:: BRIEF ::
Could you transcribe every record below exactly as written, leaving out any pictures?

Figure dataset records
-----

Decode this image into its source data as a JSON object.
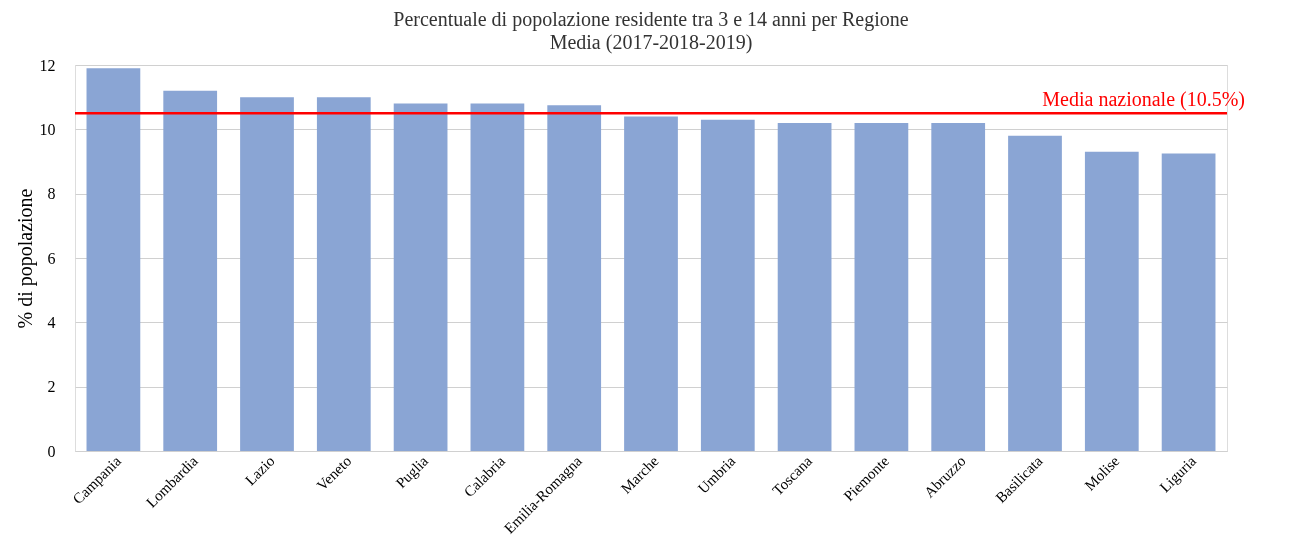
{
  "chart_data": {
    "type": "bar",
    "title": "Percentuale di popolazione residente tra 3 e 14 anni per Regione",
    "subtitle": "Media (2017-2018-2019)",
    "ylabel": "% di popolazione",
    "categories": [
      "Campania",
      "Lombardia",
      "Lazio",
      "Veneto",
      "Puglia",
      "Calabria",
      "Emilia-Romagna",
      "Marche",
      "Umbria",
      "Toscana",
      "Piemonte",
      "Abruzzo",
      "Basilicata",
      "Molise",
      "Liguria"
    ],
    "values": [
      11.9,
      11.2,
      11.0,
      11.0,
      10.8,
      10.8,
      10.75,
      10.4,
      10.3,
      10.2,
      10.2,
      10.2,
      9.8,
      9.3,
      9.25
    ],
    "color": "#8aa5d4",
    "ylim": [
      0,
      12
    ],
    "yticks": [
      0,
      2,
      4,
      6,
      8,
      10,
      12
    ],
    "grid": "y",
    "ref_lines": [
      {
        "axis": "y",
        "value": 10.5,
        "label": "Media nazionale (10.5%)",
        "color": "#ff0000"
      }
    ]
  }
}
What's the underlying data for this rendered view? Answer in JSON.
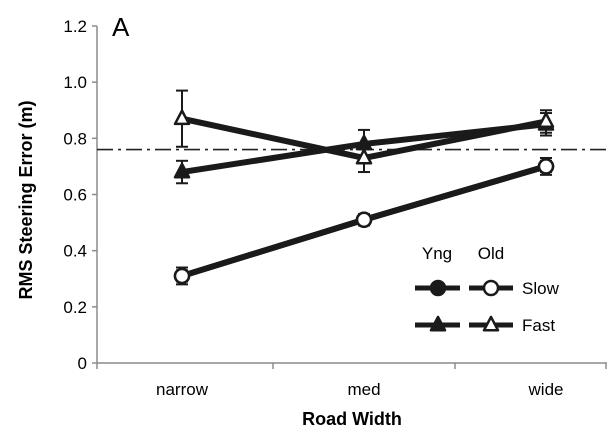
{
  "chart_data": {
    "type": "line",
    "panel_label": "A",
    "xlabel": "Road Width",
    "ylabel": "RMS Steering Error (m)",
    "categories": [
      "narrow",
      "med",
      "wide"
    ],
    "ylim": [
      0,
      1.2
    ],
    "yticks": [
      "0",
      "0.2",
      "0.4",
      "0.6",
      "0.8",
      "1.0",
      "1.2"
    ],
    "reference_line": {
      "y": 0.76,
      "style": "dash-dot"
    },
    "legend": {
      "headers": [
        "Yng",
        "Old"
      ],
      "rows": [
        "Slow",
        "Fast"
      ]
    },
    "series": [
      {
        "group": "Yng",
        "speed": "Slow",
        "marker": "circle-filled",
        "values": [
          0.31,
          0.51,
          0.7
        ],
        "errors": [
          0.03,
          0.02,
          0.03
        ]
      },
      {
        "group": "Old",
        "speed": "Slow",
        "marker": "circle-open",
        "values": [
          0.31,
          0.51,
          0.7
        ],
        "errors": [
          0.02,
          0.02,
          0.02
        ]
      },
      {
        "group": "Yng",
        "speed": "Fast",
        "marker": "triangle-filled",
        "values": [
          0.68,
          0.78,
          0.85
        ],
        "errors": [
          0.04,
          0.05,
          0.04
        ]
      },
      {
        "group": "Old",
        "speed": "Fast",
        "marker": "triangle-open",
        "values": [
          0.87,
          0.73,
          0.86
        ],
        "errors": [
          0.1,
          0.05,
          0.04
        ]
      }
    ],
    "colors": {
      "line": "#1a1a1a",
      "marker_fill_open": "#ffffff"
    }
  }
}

-----

:: FINAL ANSWER ::
Decode this image into its source data as a JSON object.
{
  "chart_data": {
    "type": "bar",
    "title": "Percentuale di popolazione residente tra 3 e 14 anni per Regione",
    "subtitle": "Media (2017-2018-2019)",
    "ylabel": "% di popolazione",
    "categories": [
      "Campania",
      "Lombardia",
      "Lazio",
      "Veneto",
      "Puglia",
      "Calabria",
      "Emilia-Romagna",
      "Marche",
      "Umbria",
      "Toscana",
      "Piemonte",
      "Abruzzo",
      "Basilicata",
      "Molise",
      "Liguria"
    ],
    "values": [
      11.9,
      11.2,
      11.0,
      11.0,
      10.8,
      10.8,
      10.75,
      10.4,
      10.3,
      10.2,
      10.2,
      10.2,
      9.8,
      9.3,
      9.25
    ],
    "color": "#8aa5d4",
    "ylim": [
      0,
      12
    ],
    "yticks": [
      0,
      2,
      4,
      6,
      8,
      10,
      12
    ],
    "grid": "y",
    "ref_lines": [
      {
        "axis": "y",
        "value": 10.5,
        "label": "Media nazionale (10.5%)",
        "color": "#ff0000"
      }
    ]
  }
}
What's the underlying data for this rendered view? Answer in JSON.
{
  "chart_data": {
    "type": "line",
    "panel_label": "A",
    "xlabel": "Road Width",
    "ylabel": "RMS Steering Error (m)",
    "categories": [
      "narrow",
      "med",
      "wide"
    ],
    "ylim": [
      0,
      1.2
    ],
    "yticks": [
      "0",
      "0.2",
      "0.4",
      "0.6",
      "0.8",
      "1.0",
      "1.2"
    ],
    "reference_line": {
      "y": 0.76,
      "style": "dash-dot"
    },
    "legend": {
      "headers": [
        "Yng",
        "Old"
      ],
      "rows": [
        "Slow",
        "Fast"
      ]
    },
    "series": [
      {
        "group": "Yng",
        "speed": "Slow",
        "marker": "circle-filled",
        "values": [
          0.31,
          0.51,
          0.7
        ],
        "errors": [
          0.03,
          0.02,
          0.03
        ]
      },
      {
        "group": "Old",
        "speed": "Slow",
        "marker": "circle-open",
        "values": [
          0.31,
          0.51,
          0.7
        ],
        "errors": [
          0.02,
          0.02,
          0.02
        ]
      },
      {
        "group": "Yng",
        "speed": "Fast",
        "marker": "triangle-filled",
        "values": [
          0.68,
          0.78,
          0.85
        ],
        "errors": [
          0.04,
          0.05,
          0.04
        ]
      },
      {
        "group": "Old",
        "speed": "Fast",
        "marker": "triangle-open",
        "values": [
          0.87,
          0.73,
          0.86
        ],
        "errors": [
          0.1,
          0.05,
          0.04
        ]
      }
    ],
    "colors": {
      "line": "#1a1a1a",
      "marker_fill_open": "#ffffff"
    }
  }
}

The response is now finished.